───── TEXT SECTION ─────

Studying at an English-Speaking University? In Quebec, That May Cost Extra.
By Vjosa Isai, The New York Times, September 30, 2024
Quebec is working hard to fortify its official language — much to the displeasure of some who don’t speak it.
Battling what many describe as the incursion of English has become a resounding political message in the province, North America’s largest French enclave. And Quebec’s government is finding more ways to lift the supremacy of French, the province’s lingua franca.
Provincial laws mandate that English text on storefront signs be half the size of French words and that employers reveal what percentage of their staff cannot work in French. New immigrants are given a six-month grace period before French becomes the only language in which they receive government services, such as taking a driver’s test. Now, students from outside Quebec who are enrolled at one of the province’s two main English-language public universities will have to pay higher tuition than their counterparts from Quebec.
The tuition increase is taking direct aim at what Quebec’s government claims is one of the biggest challenges in preserving the French language: university students who study at McGill University or Concordia University in Montreal but do not speak French.
“When I look at the number of English-speaking students in Quebec, it threatens the survival of French,” the province’s premier, François Legault, told reporters last year, days after the new tuition policy was announced. “I am very determined to reverse the trend.” Mr. Legault’s office did not respond to an interview request for this article.
The extra tuition collected is being redistributed to help French-language universities in Quebec.
Critics accuse Mr. Legault of targeting English speakers, or “anglophones” as they are known in Canada, to score political points and to pit English- and French-language speakers against each other.

─────

_REQUESTS_
a - Reproduce the passage of the Quebec tuition article starting with "The tuition increase" and going on through "against each other.".
b - Express the lines of the entries as a JSON list of strings, one string per line and no blank lines. Start with the first line of the entries and go on through the line with "headline-line-2: axtarışda olmalıdır: [71, 290, 853, 395]".
The article and the entries that follow it were taken from separate sources.

───── PROVIDED INFORMATION ─────

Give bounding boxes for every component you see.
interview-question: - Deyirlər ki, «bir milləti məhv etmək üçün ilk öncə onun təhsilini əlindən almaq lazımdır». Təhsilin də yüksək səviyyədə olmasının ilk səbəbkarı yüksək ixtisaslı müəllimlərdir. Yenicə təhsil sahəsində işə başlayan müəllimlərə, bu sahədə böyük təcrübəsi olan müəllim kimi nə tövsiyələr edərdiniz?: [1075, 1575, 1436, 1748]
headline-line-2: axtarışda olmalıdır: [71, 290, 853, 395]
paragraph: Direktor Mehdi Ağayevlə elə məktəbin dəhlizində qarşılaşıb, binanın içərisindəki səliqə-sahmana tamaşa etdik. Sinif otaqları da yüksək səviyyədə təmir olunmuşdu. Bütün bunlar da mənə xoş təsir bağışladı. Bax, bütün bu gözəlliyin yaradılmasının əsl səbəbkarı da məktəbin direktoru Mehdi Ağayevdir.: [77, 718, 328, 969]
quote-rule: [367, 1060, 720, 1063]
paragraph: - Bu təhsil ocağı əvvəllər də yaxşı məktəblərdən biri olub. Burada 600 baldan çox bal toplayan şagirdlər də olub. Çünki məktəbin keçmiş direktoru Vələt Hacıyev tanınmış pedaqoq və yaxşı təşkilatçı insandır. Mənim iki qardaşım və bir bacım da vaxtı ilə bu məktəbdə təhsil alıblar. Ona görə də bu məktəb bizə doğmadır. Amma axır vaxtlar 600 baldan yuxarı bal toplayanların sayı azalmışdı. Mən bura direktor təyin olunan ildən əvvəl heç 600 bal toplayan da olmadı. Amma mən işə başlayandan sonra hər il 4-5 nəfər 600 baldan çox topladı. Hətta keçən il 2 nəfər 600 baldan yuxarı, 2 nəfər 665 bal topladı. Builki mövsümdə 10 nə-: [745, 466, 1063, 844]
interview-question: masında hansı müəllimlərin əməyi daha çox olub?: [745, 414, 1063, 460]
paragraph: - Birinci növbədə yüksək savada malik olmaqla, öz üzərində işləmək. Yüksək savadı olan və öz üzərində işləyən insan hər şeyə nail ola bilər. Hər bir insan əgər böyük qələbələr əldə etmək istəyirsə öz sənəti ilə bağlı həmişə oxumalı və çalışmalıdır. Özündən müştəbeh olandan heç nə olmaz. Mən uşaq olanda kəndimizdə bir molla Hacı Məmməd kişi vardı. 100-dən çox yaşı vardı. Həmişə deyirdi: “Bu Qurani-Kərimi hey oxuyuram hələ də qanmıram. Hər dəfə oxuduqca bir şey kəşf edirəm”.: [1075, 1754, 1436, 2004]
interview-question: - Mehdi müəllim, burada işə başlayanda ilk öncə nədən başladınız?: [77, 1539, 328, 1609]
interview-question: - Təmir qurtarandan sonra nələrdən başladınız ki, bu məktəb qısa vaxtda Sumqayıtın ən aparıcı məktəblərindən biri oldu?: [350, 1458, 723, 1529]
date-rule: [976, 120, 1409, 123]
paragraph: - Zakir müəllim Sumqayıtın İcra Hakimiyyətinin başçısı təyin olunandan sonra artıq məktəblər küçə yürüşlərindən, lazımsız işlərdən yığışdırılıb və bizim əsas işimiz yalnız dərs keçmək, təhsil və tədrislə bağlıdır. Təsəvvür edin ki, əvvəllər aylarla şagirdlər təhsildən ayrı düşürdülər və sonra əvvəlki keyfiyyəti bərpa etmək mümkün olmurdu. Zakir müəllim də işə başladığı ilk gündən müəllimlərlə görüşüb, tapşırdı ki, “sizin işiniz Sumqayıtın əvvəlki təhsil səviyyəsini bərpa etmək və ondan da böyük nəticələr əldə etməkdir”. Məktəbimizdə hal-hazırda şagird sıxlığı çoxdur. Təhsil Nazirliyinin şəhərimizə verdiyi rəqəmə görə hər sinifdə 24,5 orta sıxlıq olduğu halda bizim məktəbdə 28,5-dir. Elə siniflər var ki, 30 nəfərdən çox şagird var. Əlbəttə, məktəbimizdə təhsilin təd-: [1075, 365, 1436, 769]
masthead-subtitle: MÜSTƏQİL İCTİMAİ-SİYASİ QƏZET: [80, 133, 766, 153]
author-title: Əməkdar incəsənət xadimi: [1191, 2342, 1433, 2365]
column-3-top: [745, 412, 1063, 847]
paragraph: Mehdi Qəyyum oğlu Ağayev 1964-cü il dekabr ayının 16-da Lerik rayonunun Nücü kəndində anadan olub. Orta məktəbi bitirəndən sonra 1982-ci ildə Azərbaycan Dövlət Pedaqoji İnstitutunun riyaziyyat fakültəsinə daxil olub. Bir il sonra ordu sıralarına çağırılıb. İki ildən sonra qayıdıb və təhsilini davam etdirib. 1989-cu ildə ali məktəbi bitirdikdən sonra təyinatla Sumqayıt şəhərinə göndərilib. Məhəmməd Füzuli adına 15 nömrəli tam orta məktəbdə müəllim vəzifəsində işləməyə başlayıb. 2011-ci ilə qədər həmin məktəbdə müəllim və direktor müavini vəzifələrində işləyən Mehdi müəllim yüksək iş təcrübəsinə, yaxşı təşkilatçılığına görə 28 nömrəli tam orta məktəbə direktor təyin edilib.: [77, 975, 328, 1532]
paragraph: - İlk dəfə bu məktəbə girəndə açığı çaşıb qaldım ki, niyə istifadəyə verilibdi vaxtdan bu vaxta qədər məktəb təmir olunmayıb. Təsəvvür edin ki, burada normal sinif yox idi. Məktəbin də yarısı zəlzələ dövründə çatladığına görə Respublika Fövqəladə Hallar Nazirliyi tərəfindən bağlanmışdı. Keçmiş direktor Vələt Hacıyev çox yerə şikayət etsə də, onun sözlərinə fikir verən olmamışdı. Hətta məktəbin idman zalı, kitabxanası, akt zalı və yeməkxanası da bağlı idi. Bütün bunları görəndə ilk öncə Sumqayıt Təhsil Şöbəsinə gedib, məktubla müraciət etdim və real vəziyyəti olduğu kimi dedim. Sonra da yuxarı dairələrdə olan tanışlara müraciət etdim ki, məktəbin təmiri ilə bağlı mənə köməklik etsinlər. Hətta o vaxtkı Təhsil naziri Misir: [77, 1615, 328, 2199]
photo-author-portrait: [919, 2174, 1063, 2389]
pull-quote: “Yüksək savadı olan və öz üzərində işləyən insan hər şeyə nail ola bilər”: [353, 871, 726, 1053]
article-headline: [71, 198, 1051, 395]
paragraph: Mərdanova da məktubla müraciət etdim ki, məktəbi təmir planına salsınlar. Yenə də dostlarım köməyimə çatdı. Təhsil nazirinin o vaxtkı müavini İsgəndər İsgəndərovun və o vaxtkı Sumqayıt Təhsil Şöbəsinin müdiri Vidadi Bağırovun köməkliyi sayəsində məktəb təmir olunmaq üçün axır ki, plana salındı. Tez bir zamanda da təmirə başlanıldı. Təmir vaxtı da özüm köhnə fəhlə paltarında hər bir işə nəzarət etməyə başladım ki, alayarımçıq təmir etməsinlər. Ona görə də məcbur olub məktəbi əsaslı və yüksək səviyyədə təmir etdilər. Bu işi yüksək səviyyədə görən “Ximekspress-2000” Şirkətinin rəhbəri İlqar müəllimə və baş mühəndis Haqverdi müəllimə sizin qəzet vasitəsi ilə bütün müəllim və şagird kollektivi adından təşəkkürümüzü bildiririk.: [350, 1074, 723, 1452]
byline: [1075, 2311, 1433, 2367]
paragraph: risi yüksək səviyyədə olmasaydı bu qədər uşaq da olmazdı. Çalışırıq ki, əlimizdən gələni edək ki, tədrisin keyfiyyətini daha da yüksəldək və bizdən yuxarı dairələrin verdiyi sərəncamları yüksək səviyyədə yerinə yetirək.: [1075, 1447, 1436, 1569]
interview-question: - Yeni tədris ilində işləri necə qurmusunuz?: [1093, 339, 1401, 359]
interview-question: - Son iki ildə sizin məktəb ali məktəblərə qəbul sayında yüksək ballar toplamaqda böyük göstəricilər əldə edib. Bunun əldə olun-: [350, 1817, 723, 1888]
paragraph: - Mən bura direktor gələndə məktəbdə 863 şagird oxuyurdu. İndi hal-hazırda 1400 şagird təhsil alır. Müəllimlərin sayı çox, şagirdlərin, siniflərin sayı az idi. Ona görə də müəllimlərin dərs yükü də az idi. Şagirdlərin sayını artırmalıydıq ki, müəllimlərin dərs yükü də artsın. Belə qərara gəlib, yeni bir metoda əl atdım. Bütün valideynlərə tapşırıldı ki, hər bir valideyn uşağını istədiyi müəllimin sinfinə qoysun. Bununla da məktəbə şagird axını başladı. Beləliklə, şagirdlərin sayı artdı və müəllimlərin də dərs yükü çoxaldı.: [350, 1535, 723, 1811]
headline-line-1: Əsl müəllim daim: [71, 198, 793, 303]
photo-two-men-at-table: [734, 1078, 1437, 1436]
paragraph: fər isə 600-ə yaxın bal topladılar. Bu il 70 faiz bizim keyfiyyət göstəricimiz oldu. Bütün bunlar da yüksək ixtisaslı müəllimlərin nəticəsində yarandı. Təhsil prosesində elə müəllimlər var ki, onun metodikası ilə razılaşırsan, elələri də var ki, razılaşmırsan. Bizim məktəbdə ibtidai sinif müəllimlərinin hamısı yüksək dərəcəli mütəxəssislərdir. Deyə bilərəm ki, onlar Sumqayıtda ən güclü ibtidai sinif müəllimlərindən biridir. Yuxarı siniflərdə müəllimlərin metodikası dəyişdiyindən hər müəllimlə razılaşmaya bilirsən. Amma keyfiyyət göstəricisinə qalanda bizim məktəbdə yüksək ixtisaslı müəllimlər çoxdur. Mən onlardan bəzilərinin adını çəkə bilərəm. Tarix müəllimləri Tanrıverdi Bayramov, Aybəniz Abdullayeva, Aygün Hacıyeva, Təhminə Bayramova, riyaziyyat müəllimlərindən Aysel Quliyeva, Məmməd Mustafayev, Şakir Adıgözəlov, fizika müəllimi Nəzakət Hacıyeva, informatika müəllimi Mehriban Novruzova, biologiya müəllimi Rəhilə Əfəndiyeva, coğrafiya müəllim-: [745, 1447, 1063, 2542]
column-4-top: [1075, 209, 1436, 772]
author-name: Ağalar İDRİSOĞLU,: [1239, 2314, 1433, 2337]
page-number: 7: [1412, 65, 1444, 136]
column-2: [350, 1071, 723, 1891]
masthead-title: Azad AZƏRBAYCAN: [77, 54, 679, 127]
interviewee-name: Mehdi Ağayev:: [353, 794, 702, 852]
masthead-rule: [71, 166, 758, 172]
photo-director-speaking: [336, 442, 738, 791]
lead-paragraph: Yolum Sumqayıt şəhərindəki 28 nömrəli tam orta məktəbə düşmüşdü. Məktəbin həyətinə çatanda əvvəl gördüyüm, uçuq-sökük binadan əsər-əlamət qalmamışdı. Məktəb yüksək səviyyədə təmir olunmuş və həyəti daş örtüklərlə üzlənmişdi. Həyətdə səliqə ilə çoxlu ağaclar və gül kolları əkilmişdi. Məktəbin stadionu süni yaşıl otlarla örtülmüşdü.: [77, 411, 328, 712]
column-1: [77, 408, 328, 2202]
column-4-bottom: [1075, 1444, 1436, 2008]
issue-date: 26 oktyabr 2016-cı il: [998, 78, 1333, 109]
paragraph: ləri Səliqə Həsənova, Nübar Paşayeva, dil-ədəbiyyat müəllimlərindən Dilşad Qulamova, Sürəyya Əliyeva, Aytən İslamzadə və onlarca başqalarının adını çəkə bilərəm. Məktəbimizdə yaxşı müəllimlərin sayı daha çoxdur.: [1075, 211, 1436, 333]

─────

_RESULTS IN ORDER_
a -
The tuition increase is taking direct aim at what Quebec’s government claims is one of the biggest challenges in preserving the French language: university students who study at McGill University or Concordia University in Montreal but do not speak French.
“When I look at the number of English-speaking students in Quebec, it threatens the survival of French,” the province’s premier, François Legault, told reporters last year, days after the new tuition policy was announced. “I am very determined to reverse the trend.” Mr. Legault’s office did not respond to an interview request for this article.
The extra tuition collected is being redistributed to help French-language universities in Quebec.
Critics accuse Mr. Legault of targeting English speakers, or “anglophones” as they are known in Canada, to score political points and to pit English- and French-language speakers against each other.

b -
[
  "Give bounding boxes for every component you see.",
  "interview-question: - Deyirlər ki, «bir milləti məhv etmək üçün ilk öncə onun təhsilini əlindən almaq lazımdır». Təhsilin də yüksək səviyyədə olmasının ilk səbəbkarı yüksək ixtisaslı müəllimlərdir. Yenicə təhsil sahəsində işə başlayan müəllimlərə, bu sahədə böyük təcrübəsi olan müəllim kimi nə tövsiyələr edərdiniz?: [1075, 1575, 1436, 1748]",
  "headline-line-2: axtarışda olmalıdır: [71, 290, 853, 395]"
]